_THE REQUEST:_ Print all of the data exactly as written.

Stored data
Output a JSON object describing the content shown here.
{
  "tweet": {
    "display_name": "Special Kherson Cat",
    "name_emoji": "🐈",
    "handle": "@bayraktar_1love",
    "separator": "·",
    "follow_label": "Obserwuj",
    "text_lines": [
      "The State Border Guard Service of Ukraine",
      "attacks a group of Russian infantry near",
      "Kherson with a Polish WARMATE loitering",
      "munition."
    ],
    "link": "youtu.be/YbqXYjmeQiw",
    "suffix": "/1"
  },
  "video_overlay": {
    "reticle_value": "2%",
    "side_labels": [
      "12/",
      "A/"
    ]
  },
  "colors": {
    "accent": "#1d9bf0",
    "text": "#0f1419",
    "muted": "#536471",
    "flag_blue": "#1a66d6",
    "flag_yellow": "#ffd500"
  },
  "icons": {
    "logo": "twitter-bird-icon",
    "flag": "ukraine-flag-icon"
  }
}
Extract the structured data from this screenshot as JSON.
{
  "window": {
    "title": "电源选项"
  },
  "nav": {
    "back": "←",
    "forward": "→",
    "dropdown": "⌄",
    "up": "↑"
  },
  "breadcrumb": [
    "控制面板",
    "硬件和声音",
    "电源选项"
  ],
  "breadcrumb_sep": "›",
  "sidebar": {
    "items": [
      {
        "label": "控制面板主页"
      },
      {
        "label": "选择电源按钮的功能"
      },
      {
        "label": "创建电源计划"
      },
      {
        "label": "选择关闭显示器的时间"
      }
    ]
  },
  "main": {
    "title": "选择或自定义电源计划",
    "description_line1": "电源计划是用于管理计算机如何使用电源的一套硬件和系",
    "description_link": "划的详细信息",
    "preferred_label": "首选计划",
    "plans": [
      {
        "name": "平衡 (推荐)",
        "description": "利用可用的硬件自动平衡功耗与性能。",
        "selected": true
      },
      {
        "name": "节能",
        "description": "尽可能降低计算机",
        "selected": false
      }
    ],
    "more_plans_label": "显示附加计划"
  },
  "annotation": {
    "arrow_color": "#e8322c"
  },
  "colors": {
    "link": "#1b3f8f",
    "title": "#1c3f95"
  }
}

_RESPONSE TO THE TASK:_
Output a JSON object describing the content shown here.
{
  "tweet": {
    "display_name": "Special Kherson Cat",
    "name_emoji": "🐈",
    "handle": "@bayraktar_1love",
    "separator": "·",
    "follow_label": "Obserwuj",
    "text_lines": [
      "The State Border Guard Service of Ukraine",
      "attacks a group of Russian infantry near",
      "Kherson with a Polish WARMATE loitering",
      "munition."
    ],
    "link": "youtu.be/YbqXYjmeQiw",
    "suffix": "/1"
  },
  "video_overlay": {
    "reticle_value": "2%",
    "side_labels": [
      "12/",
      "A/"
    ]
  },
  "colors": {
    "accent": "#1d9bf0",
    "text": "#0f1419",
    "muted": "#536471",
    "flag_blue": "#1a66d6",
    "flag_yellow": "#ffd500"
  },
  "icons": {
    "logo": "twitter-bird-icon",
    "flag": "ukraine-flag-icon"
  }
}
Extract the structured data from this screenshot as JSON.
{
  "window": {
    "title": "电源选项"
  },
  "nav": {
    "back": "←",
    "forward": "→",
    "dropdown": "⌄",
    "up": "↑"
  },
  "breadcrumb": [
    "控制面板",
    "硬件和声音",
    "电源选项"
  ],
  "breadcrumb_sep": "›",
  "sidebar": {
    "items": [
      {
        "label": "控制面板主页"
      },
      {
        "label": "选择电源按钮的功能"
      },
      {
        "label": "创建电源计划"
      },
      {
        "label": "选择关闭显示器的时间"
      }
    ]
  },
  "main": {
    "title": "选择或自定义电源计划",
    "description_line1": "电源计划是用于管理计算机如何使用电源的一套硬件和系",
    "description_link": "划的详细信息",
    "preferred_label": "首选计划",
    "plans": [
      {
        "name": "平衡 (推荐)",
        "description": "利用可用的硬件自动平衡功耗与性能。",
        "selected": true
      },
      {
        "name": "节能",
        "description": "尽可能降低计算机",
        "selected": false
      }
    ],
    "more_plans_label": "显示附加计划"
  },
  "annotation": {
    "arrow_color": "#e8322c"
  },
  "colors": {
    "link": "#1b3f8f",
    "title": "#1c3f95"
  }
}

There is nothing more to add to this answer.